◆ TASK TO COMPLETE ◆
Read the material below and count the lines holding the string "GAPDH". Give that count with nothing added.

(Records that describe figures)
-- BEGIN --

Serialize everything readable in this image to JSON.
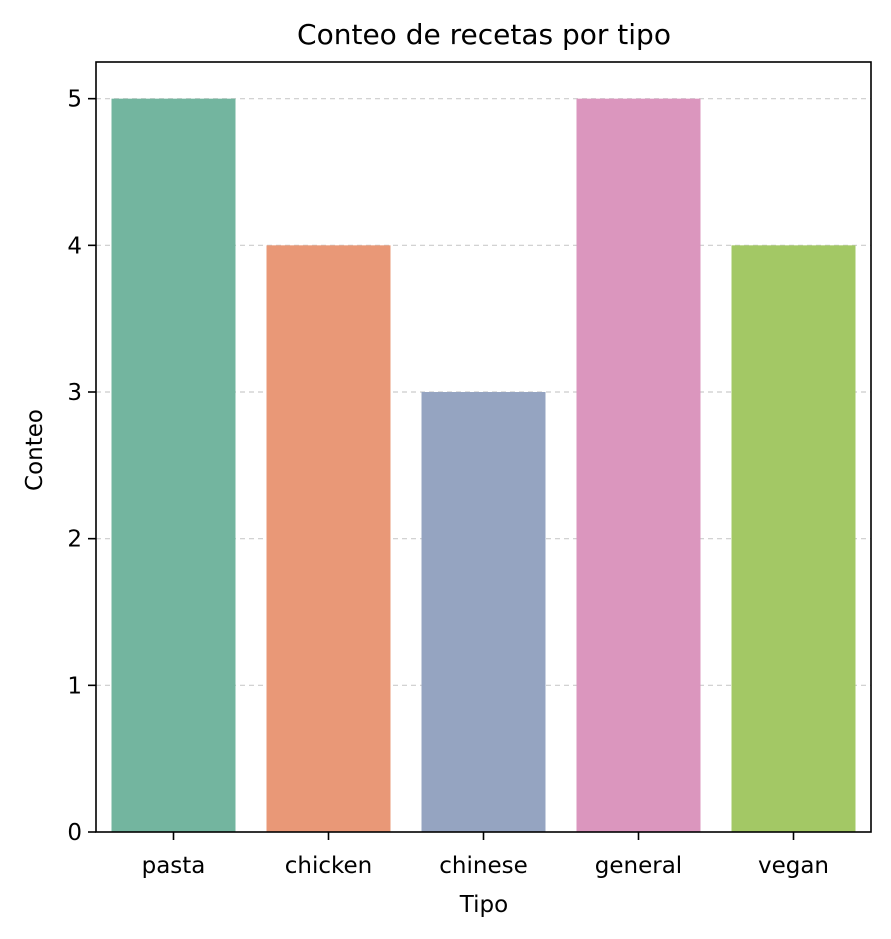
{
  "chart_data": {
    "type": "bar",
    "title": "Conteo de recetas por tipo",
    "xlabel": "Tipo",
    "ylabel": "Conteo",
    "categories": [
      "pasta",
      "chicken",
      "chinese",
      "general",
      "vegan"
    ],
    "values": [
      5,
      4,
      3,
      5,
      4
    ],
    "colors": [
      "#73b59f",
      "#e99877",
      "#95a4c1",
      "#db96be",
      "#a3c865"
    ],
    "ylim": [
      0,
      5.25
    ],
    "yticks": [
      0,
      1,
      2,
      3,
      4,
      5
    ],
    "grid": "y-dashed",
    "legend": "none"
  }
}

-- END --
-- BEGIN --

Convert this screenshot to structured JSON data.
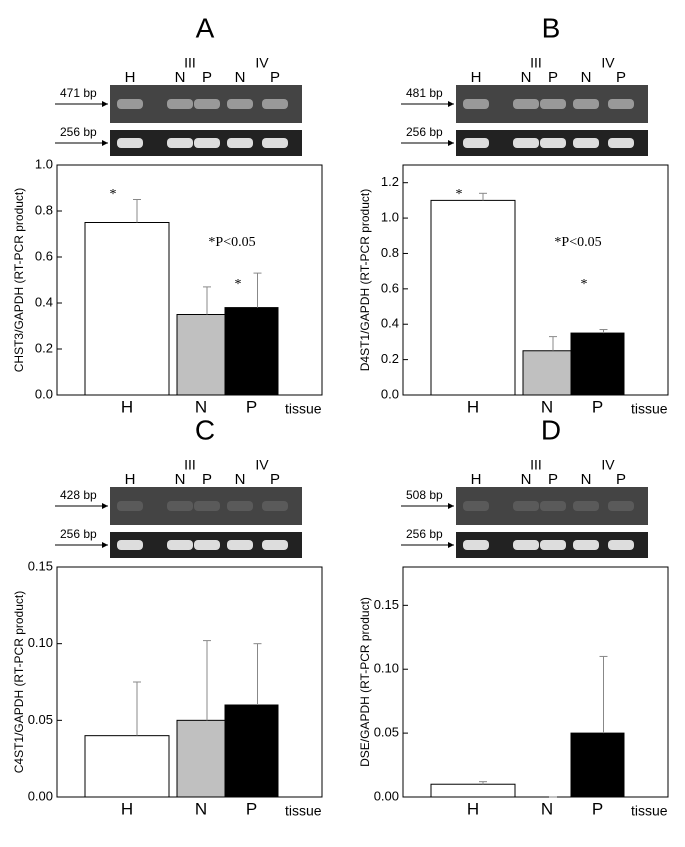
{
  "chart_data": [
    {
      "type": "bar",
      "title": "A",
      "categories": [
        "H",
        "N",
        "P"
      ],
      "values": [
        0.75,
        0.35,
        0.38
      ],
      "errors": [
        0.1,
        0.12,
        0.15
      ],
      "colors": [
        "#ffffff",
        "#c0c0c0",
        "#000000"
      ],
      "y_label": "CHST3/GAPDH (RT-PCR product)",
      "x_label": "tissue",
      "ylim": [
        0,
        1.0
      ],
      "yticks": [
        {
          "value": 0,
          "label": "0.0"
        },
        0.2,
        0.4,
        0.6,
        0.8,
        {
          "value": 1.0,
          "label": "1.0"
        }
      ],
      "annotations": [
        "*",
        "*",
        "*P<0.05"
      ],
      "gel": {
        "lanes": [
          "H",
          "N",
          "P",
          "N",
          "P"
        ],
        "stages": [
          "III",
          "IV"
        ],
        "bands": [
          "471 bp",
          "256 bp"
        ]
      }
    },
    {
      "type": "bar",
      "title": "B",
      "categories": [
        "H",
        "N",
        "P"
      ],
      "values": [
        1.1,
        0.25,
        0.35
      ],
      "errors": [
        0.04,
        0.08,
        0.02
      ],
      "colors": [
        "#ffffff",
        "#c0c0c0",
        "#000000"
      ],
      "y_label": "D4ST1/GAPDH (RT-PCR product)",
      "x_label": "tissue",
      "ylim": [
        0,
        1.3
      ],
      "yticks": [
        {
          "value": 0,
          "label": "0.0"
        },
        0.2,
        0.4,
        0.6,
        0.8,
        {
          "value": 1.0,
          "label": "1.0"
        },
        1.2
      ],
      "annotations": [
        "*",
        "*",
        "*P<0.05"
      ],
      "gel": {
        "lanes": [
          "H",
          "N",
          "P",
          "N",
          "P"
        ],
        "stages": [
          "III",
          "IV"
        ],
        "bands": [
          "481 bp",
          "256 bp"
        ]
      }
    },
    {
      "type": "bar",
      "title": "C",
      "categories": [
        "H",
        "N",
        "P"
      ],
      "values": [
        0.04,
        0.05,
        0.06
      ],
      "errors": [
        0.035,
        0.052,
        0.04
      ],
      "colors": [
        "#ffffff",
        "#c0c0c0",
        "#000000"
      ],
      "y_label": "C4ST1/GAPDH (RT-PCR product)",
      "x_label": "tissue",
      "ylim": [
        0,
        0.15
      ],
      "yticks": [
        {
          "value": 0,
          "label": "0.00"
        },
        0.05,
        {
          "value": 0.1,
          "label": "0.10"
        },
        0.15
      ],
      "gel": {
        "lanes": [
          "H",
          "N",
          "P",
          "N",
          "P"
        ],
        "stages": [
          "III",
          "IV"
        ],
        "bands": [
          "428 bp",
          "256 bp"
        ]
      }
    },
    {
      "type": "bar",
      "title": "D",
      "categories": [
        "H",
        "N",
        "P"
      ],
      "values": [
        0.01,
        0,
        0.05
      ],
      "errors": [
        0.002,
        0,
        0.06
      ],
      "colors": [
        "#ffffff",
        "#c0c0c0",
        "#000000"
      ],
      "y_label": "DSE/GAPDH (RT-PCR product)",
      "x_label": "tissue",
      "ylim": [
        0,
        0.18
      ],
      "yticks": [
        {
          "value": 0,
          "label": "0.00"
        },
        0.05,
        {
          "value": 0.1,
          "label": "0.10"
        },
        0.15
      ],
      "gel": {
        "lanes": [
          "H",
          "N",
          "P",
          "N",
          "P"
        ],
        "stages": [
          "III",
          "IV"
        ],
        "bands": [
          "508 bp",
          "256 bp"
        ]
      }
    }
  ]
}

-- END --

◆ SOLUTION TO THIS EXERCISE ◆
4